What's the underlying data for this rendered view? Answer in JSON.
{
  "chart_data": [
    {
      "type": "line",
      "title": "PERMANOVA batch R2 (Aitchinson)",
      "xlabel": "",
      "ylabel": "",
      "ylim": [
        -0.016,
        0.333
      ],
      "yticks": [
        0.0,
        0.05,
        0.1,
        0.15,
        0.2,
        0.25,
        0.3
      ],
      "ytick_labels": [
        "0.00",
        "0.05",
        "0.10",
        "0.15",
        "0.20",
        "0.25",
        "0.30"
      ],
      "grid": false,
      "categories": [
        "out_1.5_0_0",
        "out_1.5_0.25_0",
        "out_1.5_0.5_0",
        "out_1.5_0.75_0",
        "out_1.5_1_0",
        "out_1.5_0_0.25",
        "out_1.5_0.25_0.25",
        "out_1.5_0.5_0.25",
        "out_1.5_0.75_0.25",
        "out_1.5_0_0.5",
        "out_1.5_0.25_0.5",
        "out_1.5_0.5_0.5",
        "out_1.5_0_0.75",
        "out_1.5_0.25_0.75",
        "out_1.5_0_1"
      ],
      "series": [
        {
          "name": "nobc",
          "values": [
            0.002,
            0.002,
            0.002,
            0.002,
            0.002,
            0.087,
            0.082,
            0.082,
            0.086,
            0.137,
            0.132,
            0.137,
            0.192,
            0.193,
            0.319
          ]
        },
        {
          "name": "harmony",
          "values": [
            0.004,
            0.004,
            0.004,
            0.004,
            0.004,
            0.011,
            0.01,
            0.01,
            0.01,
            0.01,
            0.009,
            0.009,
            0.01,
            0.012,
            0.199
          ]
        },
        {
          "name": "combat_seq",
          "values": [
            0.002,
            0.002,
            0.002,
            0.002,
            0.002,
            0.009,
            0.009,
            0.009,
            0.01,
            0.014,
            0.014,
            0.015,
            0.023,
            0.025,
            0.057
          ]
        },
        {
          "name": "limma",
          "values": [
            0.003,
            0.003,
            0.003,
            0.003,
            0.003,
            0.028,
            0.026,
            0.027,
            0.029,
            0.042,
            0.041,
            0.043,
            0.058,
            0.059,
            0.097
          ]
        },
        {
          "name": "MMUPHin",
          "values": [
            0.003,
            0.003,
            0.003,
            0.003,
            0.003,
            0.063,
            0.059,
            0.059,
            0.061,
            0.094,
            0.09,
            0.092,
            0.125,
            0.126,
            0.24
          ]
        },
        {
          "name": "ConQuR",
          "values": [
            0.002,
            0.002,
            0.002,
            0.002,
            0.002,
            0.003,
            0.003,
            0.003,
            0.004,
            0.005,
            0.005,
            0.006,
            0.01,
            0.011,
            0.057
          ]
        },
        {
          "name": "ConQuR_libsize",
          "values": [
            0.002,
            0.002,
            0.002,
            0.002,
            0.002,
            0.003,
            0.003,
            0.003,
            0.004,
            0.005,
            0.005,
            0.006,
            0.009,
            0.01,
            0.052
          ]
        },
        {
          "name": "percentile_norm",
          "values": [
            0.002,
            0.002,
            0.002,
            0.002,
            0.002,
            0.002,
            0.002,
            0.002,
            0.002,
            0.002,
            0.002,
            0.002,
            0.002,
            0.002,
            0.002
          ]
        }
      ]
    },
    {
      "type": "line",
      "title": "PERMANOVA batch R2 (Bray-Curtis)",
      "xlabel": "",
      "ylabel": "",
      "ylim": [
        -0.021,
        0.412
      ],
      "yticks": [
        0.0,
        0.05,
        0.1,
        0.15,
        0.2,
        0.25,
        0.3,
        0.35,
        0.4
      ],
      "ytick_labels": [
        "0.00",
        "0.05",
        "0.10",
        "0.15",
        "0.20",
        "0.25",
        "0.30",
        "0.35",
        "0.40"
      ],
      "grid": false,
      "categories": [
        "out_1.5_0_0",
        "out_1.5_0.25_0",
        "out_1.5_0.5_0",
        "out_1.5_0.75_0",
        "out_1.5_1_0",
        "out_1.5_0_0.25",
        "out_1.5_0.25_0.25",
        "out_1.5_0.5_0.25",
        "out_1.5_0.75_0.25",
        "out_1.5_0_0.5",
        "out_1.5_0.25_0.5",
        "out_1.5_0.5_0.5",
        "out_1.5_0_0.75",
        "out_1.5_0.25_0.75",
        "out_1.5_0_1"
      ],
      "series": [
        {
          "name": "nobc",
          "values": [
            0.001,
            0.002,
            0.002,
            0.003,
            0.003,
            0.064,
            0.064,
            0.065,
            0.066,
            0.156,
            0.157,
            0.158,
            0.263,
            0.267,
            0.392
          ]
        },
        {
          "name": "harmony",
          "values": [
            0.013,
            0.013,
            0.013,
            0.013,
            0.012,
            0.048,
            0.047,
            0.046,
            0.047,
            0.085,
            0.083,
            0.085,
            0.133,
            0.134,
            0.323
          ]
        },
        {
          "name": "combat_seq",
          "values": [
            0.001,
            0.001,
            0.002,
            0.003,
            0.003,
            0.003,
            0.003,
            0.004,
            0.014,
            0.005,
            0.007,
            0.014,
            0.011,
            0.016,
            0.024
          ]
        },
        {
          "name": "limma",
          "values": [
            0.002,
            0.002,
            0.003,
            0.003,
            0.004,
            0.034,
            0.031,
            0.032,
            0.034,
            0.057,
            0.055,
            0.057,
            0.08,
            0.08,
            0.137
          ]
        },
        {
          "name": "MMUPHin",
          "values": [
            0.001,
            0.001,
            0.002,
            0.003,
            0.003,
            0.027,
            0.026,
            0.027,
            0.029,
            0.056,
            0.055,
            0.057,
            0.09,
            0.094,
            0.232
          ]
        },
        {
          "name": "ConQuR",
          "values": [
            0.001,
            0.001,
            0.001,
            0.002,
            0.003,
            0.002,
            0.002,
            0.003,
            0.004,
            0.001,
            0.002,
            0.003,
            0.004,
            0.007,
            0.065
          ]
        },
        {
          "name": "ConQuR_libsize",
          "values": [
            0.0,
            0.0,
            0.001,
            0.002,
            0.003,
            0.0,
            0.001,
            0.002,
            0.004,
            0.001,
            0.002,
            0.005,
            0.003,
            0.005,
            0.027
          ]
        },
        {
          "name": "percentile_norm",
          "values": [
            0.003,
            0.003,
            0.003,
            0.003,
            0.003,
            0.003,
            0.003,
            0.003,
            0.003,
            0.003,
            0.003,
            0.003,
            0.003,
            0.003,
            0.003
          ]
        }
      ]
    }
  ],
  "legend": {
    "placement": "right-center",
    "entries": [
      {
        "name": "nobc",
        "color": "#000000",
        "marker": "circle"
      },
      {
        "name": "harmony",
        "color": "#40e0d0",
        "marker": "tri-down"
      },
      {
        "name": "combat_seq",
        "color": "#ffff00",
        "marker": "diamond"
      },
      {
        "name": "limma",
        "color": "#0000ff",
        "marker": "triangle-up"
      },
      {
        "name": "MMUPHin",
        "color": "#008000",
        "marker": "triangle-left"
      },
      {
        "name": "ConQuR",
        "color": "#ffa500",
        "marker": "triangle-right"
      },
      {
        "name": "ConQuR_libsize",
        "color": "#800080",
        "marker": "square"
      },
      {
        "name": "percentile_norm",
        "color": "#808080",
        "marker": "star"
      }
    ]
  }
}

....

(Goal) Copy the entries above exactly, leaving none out.

(The reply)
What's the underlying data for this rendered view? Answer in JSON.
{
  "chart_data": [
    {
      "type": "line",
      "title": "PERMANOVA batch R2 (Aitchinson)",
      "xlabel": "",
      "ylabel": "",
      "ylim": [
        -0.016,
        0.333
      ],
      "yticks": [
        0.0,
        0.05,
        0.1,
        0.15,
        0.2,
        0.25,
        0.3
      ],
      "ytick_labels": [
        "0.00",
        "0.05",
        "0.10",
        "0.15",
        "0.20",
        "0.25",
        "0.30"
      ],
      "grid": false,
      "categories": [
        "out_1.5_0_0",
        "out_1.5_0.25_0",
        "out_1.5_0.5_0",
        "out_1.5_0.75_0",
        "out_1.5_1_0",
        "out_1.5_0_0.25",
        "out_1.5_0.25_0.25",
        "out_1.5_0.5_0.25",
        "out_1.5_0.75_0.25",
        "out_1.5_0_0.5",
        "out_1.5_0.25_0.5",
        "out_1.5_0.5_0.5",
        "out_1.5_0_0.75",
        "out_1.5_0.25_0.75",
        "out_1.5_0_1"
      ],
      "series": [
        {
          "name": "nobc",
          "values": [
            0.002,
            0.002,
            0.002,
            0.002,
            0.002,
            0.087,
            0.082,
            0.082,
            0.086,
            0.137,
            0.132,
            0.137,
            0.192,
            0.193,
            0.319
          ]
        },
        {
          "name": "harmony",
          "values": [
            0.004,
            0.004,
            0.004,
            0.004,
            0.004,
            0.011,
            0.01,
            0.01,
            0.01,
            0.01,
            0.009,
            0.009,
            0.01,
            0.012,
            0.199
          ]
        },
        {
          "name": "combat_seq",
          "values": [
            0.002,
            0.002,
            0.002,
            0.002,
            0.002,
            0.009,
            0.009,
            0.009,
            0.01,
            0.014,
            0.014,
            0.015,
            0.023,
            0.025,
            0.057
          ]
        },
        {
          "name": "limma",
          "values": [
            0.003,
            0.003,
            0.003,
            0.003,
            0.003,
            0.028,
            0.026,
            0.027,
            0.029,
            0.042,
            0.041,
            0.043,
            0.058,
            0.059,
            0.097
          ]
        },
        {
          "name": "MMUPHin",
          "values": [
            0.003,
            0.003,
            0.003,
            0.003,
            0.003,
            0.063,
            0.059,
            0.059,
            0.061,
            0.094,
            0.09,
            0.092,
            0.125,
            0.126,
            0.24
          ]
        },
        {
          "name": "ConQuR",
          "values": [
            0.002,
            0.002,
            0.002,
            0.002,
            0.002,
            0.003,
            0.003,
            0.003,
            0.004,
            0.005,
            0.005,
            0.006,
            0.01,
            0.011,
            0.057
          ]
        },
        {
          "name": "ConQuR_libsize",
          "values": [
            0.002,
            0.002,
            0.002,
            0.002,
            0.002,
            0.003,
            0.003,
            0.003,
            0.004,
            0.005,
            0.005,
            0.006,
            0.009,
            0.01,
            0.052
          ]
        },
        {
          "name": "percentile_norm",
          "values": [
            0.002,
            0.002,
            0.002,
            0.002,
            0.002,
            0.002,
            0.002,
            0.002,
            0.002,
            0.002,
            0.002,
            0.002,
            0.002,
            0.002,
            0.002
          ]
        }
      ]
    },
    {
      "type": "line",
      "title": "PERMANOVA batch R2 (Bray-Curtis)",
      "xlabel": "",
      "ylabel": "",
      "ylim": [
        -0.021,
        0.412
      ],
      "yticks": [
        0.0,
        0.05,
        0.1,
        0.15,
        0.2,
        0.25,
        0.3,
        0.35,
        0.4
      ],
      "ytick_labels": [
        "0.00",
        "0.05",
        "0.10",
        "0.15",
        "0.20",
        "0.25",
        "0.30",
        "0.35",
        "0.40"
      ],
      "grid": false,
      "categories": [
        "out_1.5_0_0",
        "out_1.5_0.25_0",
        "out_1.5_0.5_0",
        "out_1.5_0.75_0",
        "out_1.5_1_0",
        "out_1.5_0_0.25",
        "out_1.5_0.25_0.25",
        "out_1.5_0.5_0.25",
        "out_1.5_0.75_0.25",
        "out_1.5_0_0.5",
        "out_1.5_0.25_0.5",
        "out_1.5_0.5_0.5",
        "out_1.5_0_0.75",
        "out_1.5_0.25_0.75",
        "out_1.5_0_1"
      ],
      "series": [
        {
          "name": "nobc",
          "values": [
            0.001,
            0.002,
            0.002,
            0.003,
            0.003,
            0.064,
            0.064,
            0.065,
            0.066,
            0.156,
            0.157,
            0.158,
            0.263,
            0.267,
            0.392
          ]
        },
        {
          "name": "harmony",
          "values": [
            0.013,
            0.013,
            0.013,
            0.013,
            0.012,
            0.048,
            0.047,
            0.046,
            0.047,
            0.085,
            0.083,
            0.085,
            0.133,
            0.134,
            0.323
          ]
        },
        {
          "name": "combat_seq",
          "values": [
            0.001,
            0.001,
            0.002,
            0.003,
            0.003,
            0.003,
            0.003,
            0.004,
            0.014,
            0.005,
            0.007,
            0.014,
            0.011,
            0.016,
            0.024
          ]
        },
        {
          "name": "limma",
          "values": [
            0.002,
            0.002,
            0.003,
            0.003,
            0.004,
            0.034,
            0.031,
            0.032,
            0.034,
            0.057,
            0.055,
            0.057,
            0.08,
            0.08,
            0.137
          ]
        },
        {
          "name": "MMUPHin",
          "values": [
            0.001,
            0.001,
            0.002,
            0.003,
            0.003,
            0.027,
            0.026,
            0.027,
            0.029,
            0.056,
            0.055,
            0.057,
            0.09,
            0.094,
            0.232
          ]
        },
        {
          "name": "ConQuR",
          "values": [
            0.001,
            0.001,
            0.001,
            0.002,
            0.003,
            0.002,
            0.002,
            0.003,
            0.004,
            0.001,
            0.002,
            0.003,
            0.004,
            0.007,
            0.065
          ]
        },
        {
          "name": "ConQuR_libsize",
          "values": [
            0.0,
            0.0,
            0.001,
            0.002,
            0.003,
            0.0,
            0.001,
            0.002,
            0.004,
            0.001,
            0.002,
            0.005,
            0.003,
            0.005,
            0.027
          ]
        },
        {
          "name": "percentile_norm",
          "values": [
            0.003,
            0.003,
            0.003,
            0.003,
            0.003,
            0.003,
            0.003,
            0.003,
            0.003,
            0.003,
            0.003,
            0.003,
            0.003,
            0.003,
            0.003
          ]
        }
      ]
    }
  ],
  "legend": {
    "placement": "right-center",
    "entries": [
      {
        "name": "nobc",
        "color": "#000000",
        "marker": "circle"
      },
      {
        "name": "harmony",
        "color": "#40e0d0",
        "marker": "tri-down"
      },
      {
        "name": "combat_seq",
        "color": "#ffff00",
        "marker": "diamond"
      },
      {
        "name": "limma",
        "color": "#0000ff",
        "marker": "triangle-up"
      },
      {
        "name": "MMUPHin",
        "color": "#008000",
        "marker": "triangle-left"
      },
      {
        "name": "ConQuR",
        "color": "#ffa500",
        "marker": "triangle-right"
      },
      {
        "name": "ConQuR_libsize",
        "color": "#800080",
        "marker": "square"
      },
      {
        "name": "percentile_norm",
        "color": "#808080",
        "marker": "star"
      }
    ]
  }
}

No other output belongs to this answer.